(Stated goal) Write the records below out in full, character for character, with no pictures.

(Data rows)
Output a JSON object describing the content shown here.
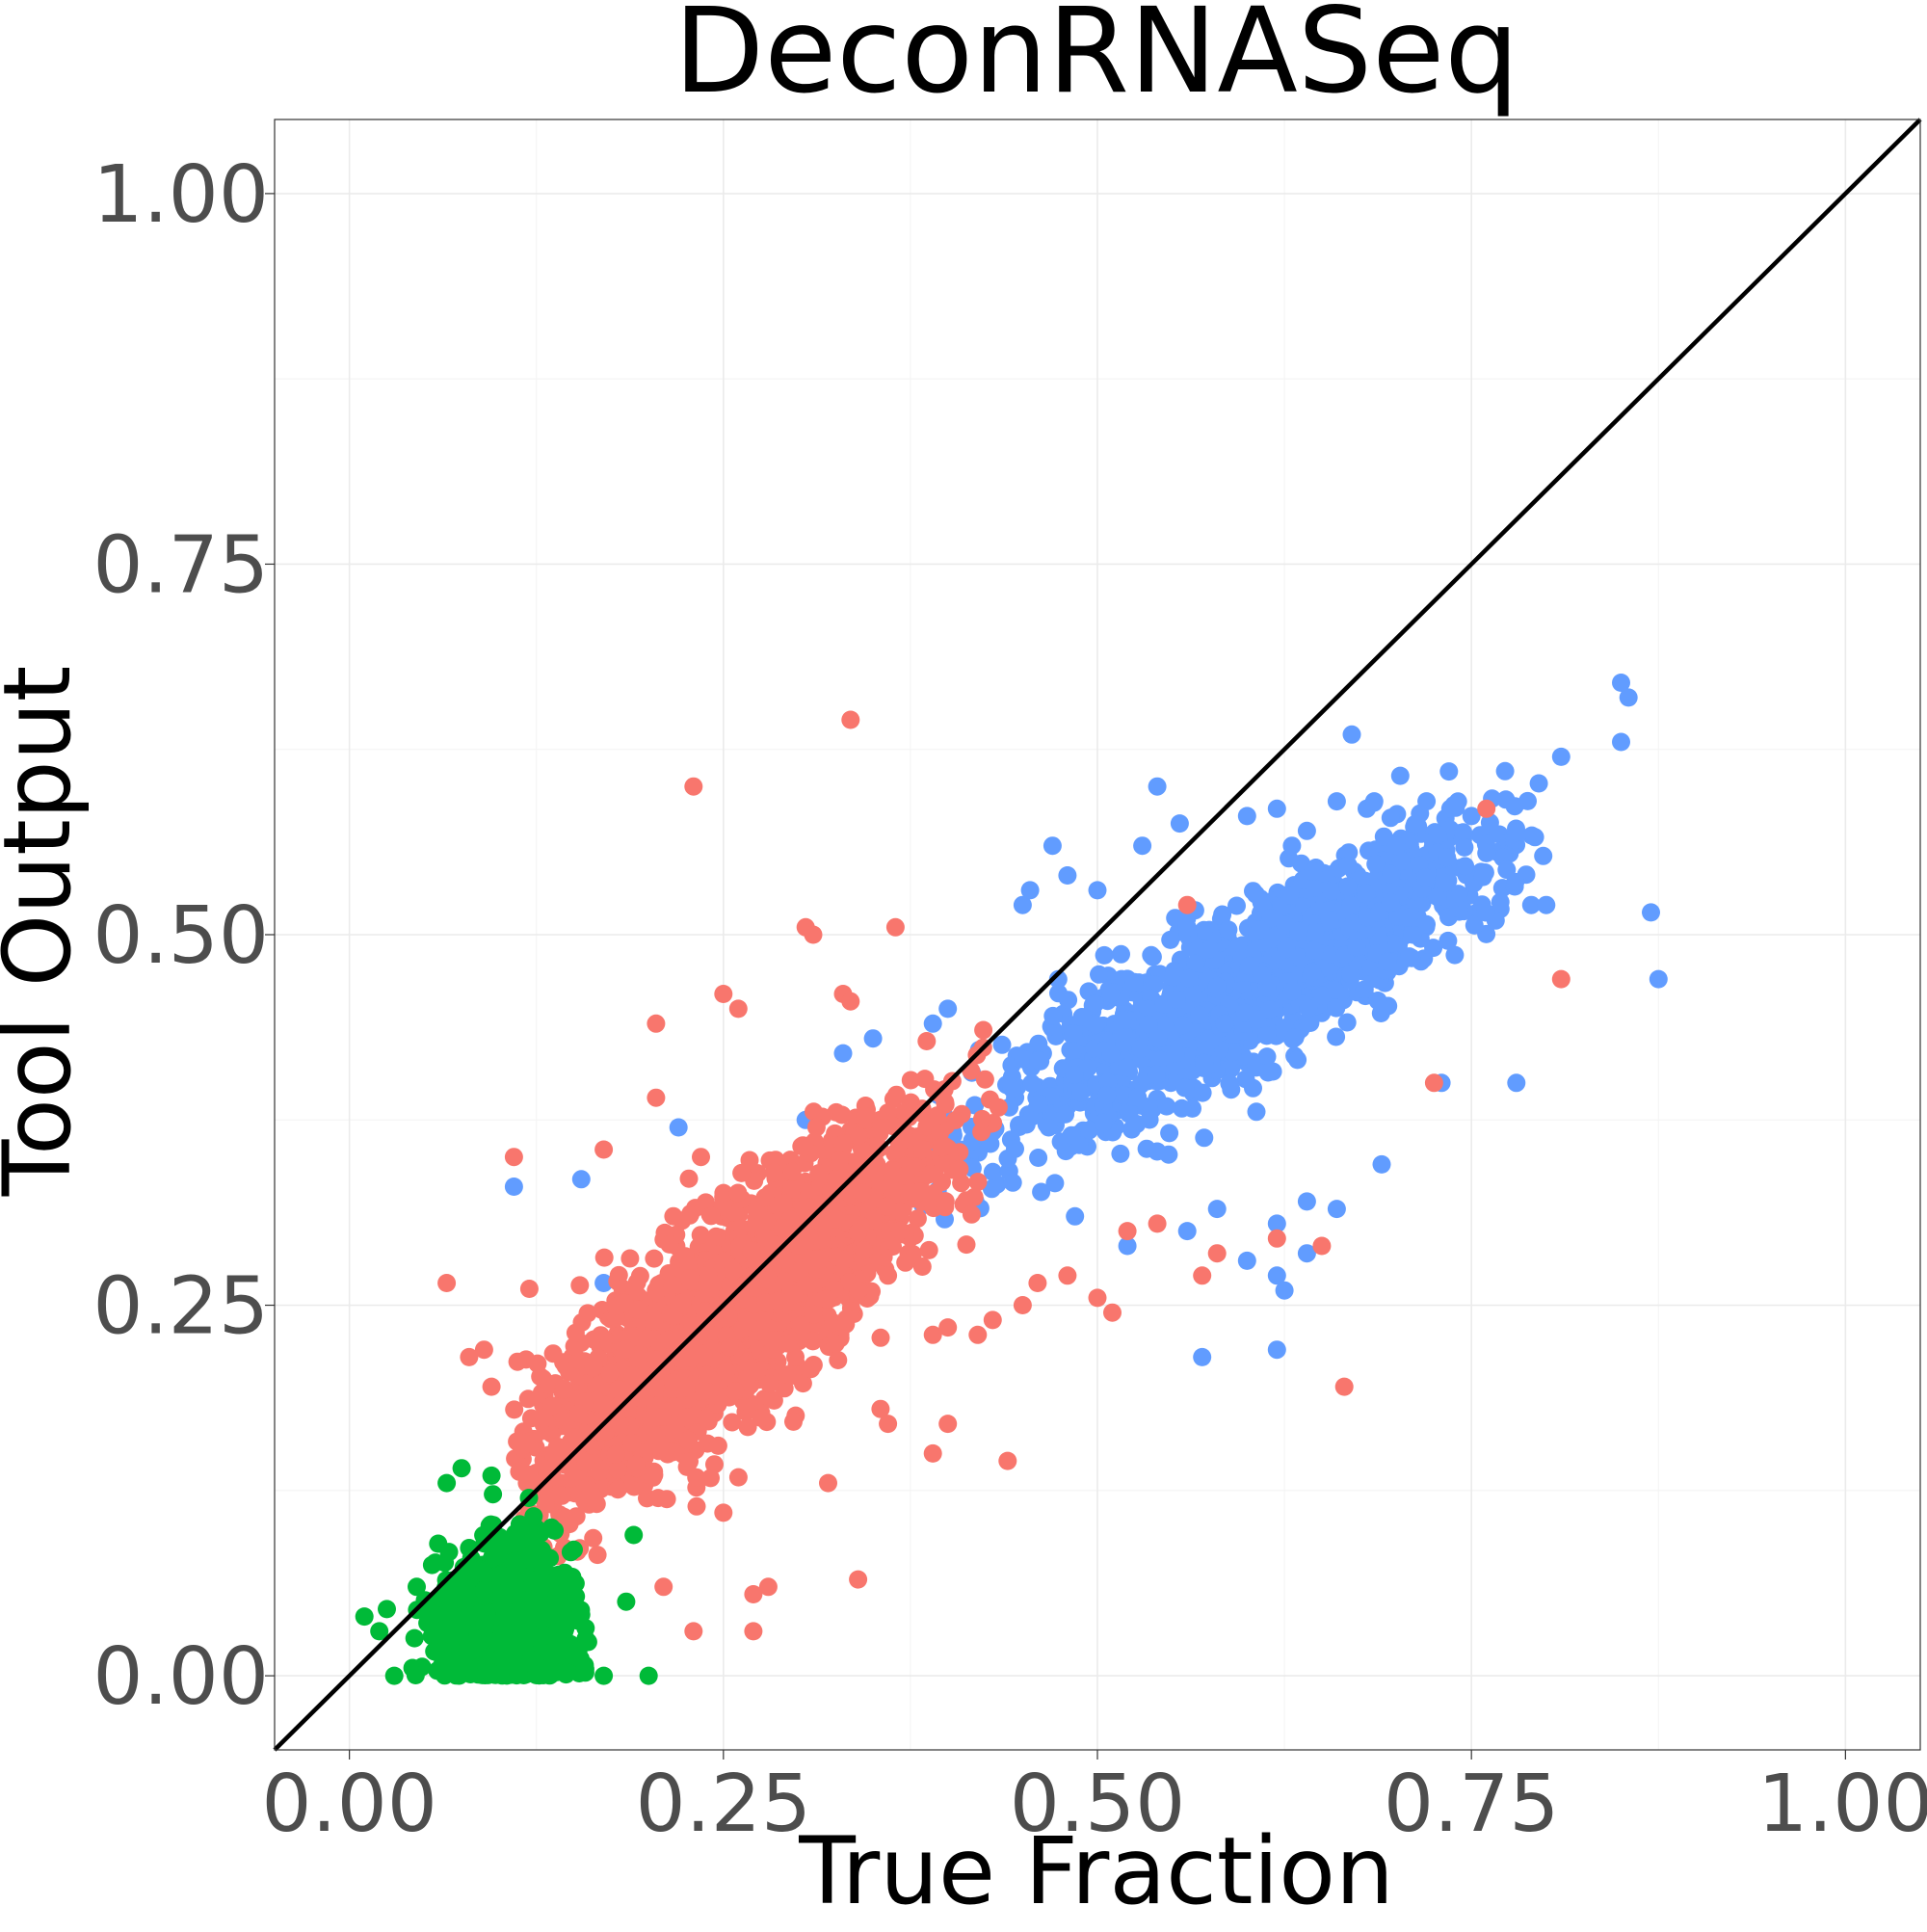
{
  "chart_data": {
    "type": "scatter",
    "title": "DeconRNASeq",
    "xlabel": "True Fraction",
    "ylabel": "Tool Output",
    "xlim": [
      -0.05,
      1.05
    ],
    "ylim": [
      -0.05,
      1.05
    ],
    "x_ticks": [
      0.0,
      0.25,
      0.5,
      0.75,
      1.0
    ],
    "x_tick_labels": [
      "0.00",
      "0.25",
      "0.50",
      "0.75",
      "1.00"
    ],
    "y_ticks": [
      0.0,
      0.25,
      0.5,
      0.75,
      1.0
    ],
    "y_tick_labels": [
      "0.00",
      "0.25",
      "0.50",
      "0.75",
      "1.00"
    ],
    "grid": true,
    "legend": "none",
    "reference_line": "y = x",
    "colors": {
      "blue_series": "#619cff",
      "red_series": "#f8766d",
      "green_series": "#00ba38",
      "reference_line": "#000000"
    },
    "series": [
      {
        "color": "#619cff",
        "x": [
          0.11,
          0.155,
          0.17,
          0.22,
          0.305,
          0.33,
          0.35,
          0.39,
          0.4,
          0.45,
          0.455,
          0.47,
          0.48,
          0.5,
          0.53,
          0.54,
          0.555,
          0.56,
          0.575,
          0.58,
          0.585,
          0.6,
          0.62,
          0.62,
          0.63,
          0.64,
          0.66,
          0.67,
          0.68,
          0.685,
          0.69,
          0.7,
          0.72,
          0.73,
          0.75,
          0.76,
          0.78,
          0.79,
          0.8,
          0.81,
          0.85,
          0.85,
          0.855,
          0.87,
          0.875,
          0.485,
          0.52,
          0.58,
          0.6,
          0.62,
          0.62,
          0.625,
          0.64,
          0.64,
          0.66,
          0.57,
          0.56
        ],
        "y": [
          0.33,
          0.335,
          0.265,
          0.37,
          0.375,
          0.42,
          0.43,
          0.44,
          0.45,
          0.52,
          0.53,
          0.56,
          0.54,
          0.53,
          0.56,
          0.6,
          0.575,
          0.505,
          0.49,
          0.465,
          0.44,
          0.58,
          0.585,
          0.305,
          0.56,
          0.57,
          0.59,
          0.635,
          0.585,
          0.59,
          0.345,
          0.56,
          0.59,
          0.4,
          0.58,
          0.555,
          0.4,
          0.52,
          0.52,
          0.62,
          0.63,
          0.67,
          0.66,
          0.515,
          0.47,
          0.31,
          0.29,
          0.315,
          0.28,
          0.27,
          0.22,
          0.26,
          0.32,
          0.285,
          0.315,
          0.215,
          0.3
        ],
        "clusters": [
          {
            "x_center": 0.6,
            "y_center": 0.465,
            "sd_along": 0.085,
            "sd_across": 0.026,
            "n": 1500,
            "slope": 0.55,
            "x_range": [
              0.38,
              0.8
            ]
          }
        ]
      },
      {
        "color": "#f8766d",
        "x": [
          0.065,
          0.08,
          0.09,
          0.095,
          0.11,
          0.17,
          0.205,
          0.205,
          0.21,
          0.23,
          0.23,
          0.235,
          0.25,
          0.26,
          0.27,
          0.28,
          0.305,
          0.31,
          0.33,
          0.335,
          0.335,
          0.34,
          0.355,
          0.36,
          0.36,
          0.365,
          0.39,
          0.39,
          0.4,
          0.4,
          0.42,
          0.43,
          0.44,
          0.45,
          0.46,
          0.48,
          0.5,
          0.51,
          0.52,
          0.54,
          0.56,
          0.57,
          0.58,
          0.62,
          0.65,
          0.665,
          0.725,
          0.76,
          0.81,
          0.27,
          0.25,
          0.32
        ],
        "y": [
          0.265,
          0.215,
          0.22,
          0.195,
          0.35,
          0.355,
          0.44,
          0.39,
          0.06,
          0.03,
          0.6,
          0.35,
          0.46,
          0.45,
          0.03,
          0.06,
          0.505,
          0.5,
          0.46,
          0.455,
          0.645,
          0.065,
          0.18,
          0.17,
          0.27,
          0.505,
          0.15,
          0.23,
          0.17,
          0.235,
          0.23,
          0.24,
          0.145,
          0.25,
          0.265,
          0.27,
          0.255,
          0.245,
          0.3,
          0.305,
          0.52,
          0.27,
          0.285,
          0.295,
          0.29,
          0.195,
          0.4,
          0.585,
          0.47,
          0.055,
          0.11,
          0.13
        ],
        "clusters": [
          {
            "x_center": 0.255,
            "y_center": 0.245,
            "sd_along": 0.068,
            "sd_across": 0.034,
            "n": 2400,
            "slope": 0.78,
            "x_range": [
              0.11,
              0.44
            ]
          }
        ]
      },
      {
        "color": "#00ba38",
        "x": [
          0.01,
          0.02,
          0.03,
          0.025,
          0.045,
          0.075,
          0.095,
          0.17,
          0.2,
          0.185,
          0.15,
          0.135,
          0.065,
          0.12,
          0.19
        ],
        "y": [
          0.04,
          0.03,
          0.0,
          0.045,
          0.06,
          0.14,
          0.135,
          0.0,
          0.0,
          0.05,
          0.085,
          0.1,
          0.13,
          0.12,
          0.095
        ],
        "clusters": [
          {
            "x_center": 0.105,
            "y_center": 0.03,
            "sd_along": 0.022,
            "sd_across": 0.028,
            "n": 1100,
            "slope": 0.0,
            "x_range": [
              0.04,
              0.16
            ],
            "y_floor": 0.0
          }
        ]
      }
    ]
  }
}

(Solution to the exercise)
Output a JSON object describing the content shown here.
{
  "chart_data": {
    "type": "scatter",
    "title": "DeconRNASeq",
    "xlabel": "True Fraction",
    "ylabel": "Tool Output",
    "xlim": [
      -0.05,
      1.05
    ],
    "ylim": [
      -0.05,
      1.05
    ],
    "x_ticks": [
      0.0,
      0.25,
      0.5,
      0.75,
      1.0
    ],
    "x_tick_labels": [
      "0.00",
      "0.25",
      "0.50",
      "0.75",
      "1.00"
    ],
    "y_ticks": [
      0.0,
      0.25,
      0.5,
      0.75,
      1.0
    ],
    "y_tick_labels": [
      "0.00",
      "0.25",
      "0.50",
      "0.75",
      "1.00"
    ],
    "grid": true,
    "legend": "none",
    "reference_line": "y = x",
    "colors": {
      "blue_series": "#619cff",
      "red_series": "#f8766d",
      "green_series": "#00ba38",
      "reference_line": "#000000"
    },
    "series": [
      {
        "color": "#619cff",
        "x": [
          0.11,
          0.155,
          0.17,
          0.22,
          0.305,
          0.33,
          0.35,
          0.39,
          0.4,
          0.45,
          0.455,
          0.47,
          0.48,
          0.5,
          0.53,
          0.54,
          0.555,
          0.56,
          0.575,
          0.58,
          0.585,
          0.6,
          0.62,
          0.62,
          0.63,
          0.64,
          0.66,
          0.67,
          0.68,
          0.685,
          0.69,
          0.7,
          0.72,
          0.73,
          0.75,
          0.76,
          0.78,
          0.79,
          0.8,
          0.81,
          0.85,
          0.85,
          0.855,
          0.87,
          0.875,
          0.485,
          0.52,
          0.58,
          0.6,
          0.62,
          0.62,
          0.625,
          0.64,
          0.64,
          0.66,
          0.57,
          0.56
        ],
        "y": [
          0.33,
          0.335,
          0.265,
          0.37,
          0.375,
          0.42,
          0.43,
          0.44,
          0.45,
          0.52,
          0.53,
          0.56,
          0.54,
          0.53,
          0.56,
          0.6,
          0.575,
          0.505,
          0.49,
          0.465,
          0.44,
          0.58,
          0.585,
          0.305,
          0.56,
          0.57,
          0.59,
          0.635,
          0.585,
          0.59,
          0.345,
          0.56,
          0.59,
          0.4,
          0.58,
          0.555,
          0.4,
          0.52,
          0.52,
          0.62,
          0.63,
          0.67,
          0.66,
          0.515,
          0.47,
          0.31,
          0.29,
          0.315,
          0.28,
          0.27,
          0.22,
          0.26,
          0.32,
          0.285,
          0.315,
          0.215,
          0.3
        ],
        "clusters": [
          {
            "x_center": 0.6,
            "y_center": 0.465,
            "sd_along": 0.085,
            "sd_across": 0.026,
            "n": 1500,
            "slope": 0.55,
            "x_range": [
              0.38,
              0.8
            ]
          }
        ]
      },
      {
        "color": "#f8766d",
        "x": [
          0.065,
          0.08,
          0.09,
          0.095,
          0.11,
          0.17,
          0.205,
          0.205,
          0.21,
          0.23,
          0.23,
          0.235,
          0.25,
          0.26,
          0.27,
          0.28,
          0.305,
          0.31,
          0.33,
          0.335,
          0.335,
          0.34,
          0.355,
          0.36,
          0.36,
          0.365,
          0.39,
          0.39,
          0.4,
          0.4,
          0.42,
          0.43,
          0.44,
          0.45,
          0.46,
          0.48,
          0.5,
          0.51,
          0.52,
          0.54,
          0.56,
          0.57,
          0.58,
          0.62,
          0.65,
          0.665,
          0.725,
          0.76,
          0.81,
          0.27,
          0.25,
          0.32
        ],
        "y": [
          0.265,
          0.215,
          0.22,
          0.195,
          0.35,
          0.355,
          0.44,
          0.39,
          0.06,
          0.03,
          0.6,
          0.35,
          0.46,
          0.45,
          0.03,
          0.06,
          0.505,
          0.5,
          0.46,
          0.455,
          0.645,
          0.065,
          0.18,
          0.17,
          0.27,
          0.505,
          0.15,
          0.23,
          0.17,
          0.235,
          0.23,
          0.24,
          0.145,
          0.25,
          0.265,
          0.27,
          0.255,
          0.245,
          0.3,
          0.305,
          0.52,
          0.27,
          0.285,
          0.295,
          0.29,
          0.195,
          0.4,
          0.585,
          0.47,
          0.055,
          0.11,
          0.13
        ],
        "clusters": [
          {
            "x_center": 0.255,
            "y_center": 0.245,
            "sd_along": 0.068,
            "sd_across": 0.034,
            "n": 2400,
            "slope": 0.78,
            "x_range": [
              0.11,
              0.44
            ]
          }
        ]
      },
      {
        "color": "#00ba38",
        "x": [
          0.01,
          0.02,
          0.03,
          0.025,
          0.045,
          0.075,
          0.095,
          0.17,
          0.2,
          0.185,
          0.15,
          0.135,
          0.065,
          0.12,
          0.19
        ],
        "y": [
          0.04,
          0.03,
          0.0,
          0.045,
          0.06,
          0.14,
          0.135,
          0.0,
          0.0,
          0.05,
          0.085,
          0.1,
          0.13,
          0.12,
          0.095
        ],
        "clusters": [
          {
            "x_center": 0.105,
            "y_center": 0.03,
            "sd_along": 0.022,
            "sd_across": 0.028,
            "n": 1100,
            "slope": 0.0,
            "x_range": [
              0.04,
              0.16
            ],
            "y_floor": 0.0
          }
        ]
      }
    ]
  }
}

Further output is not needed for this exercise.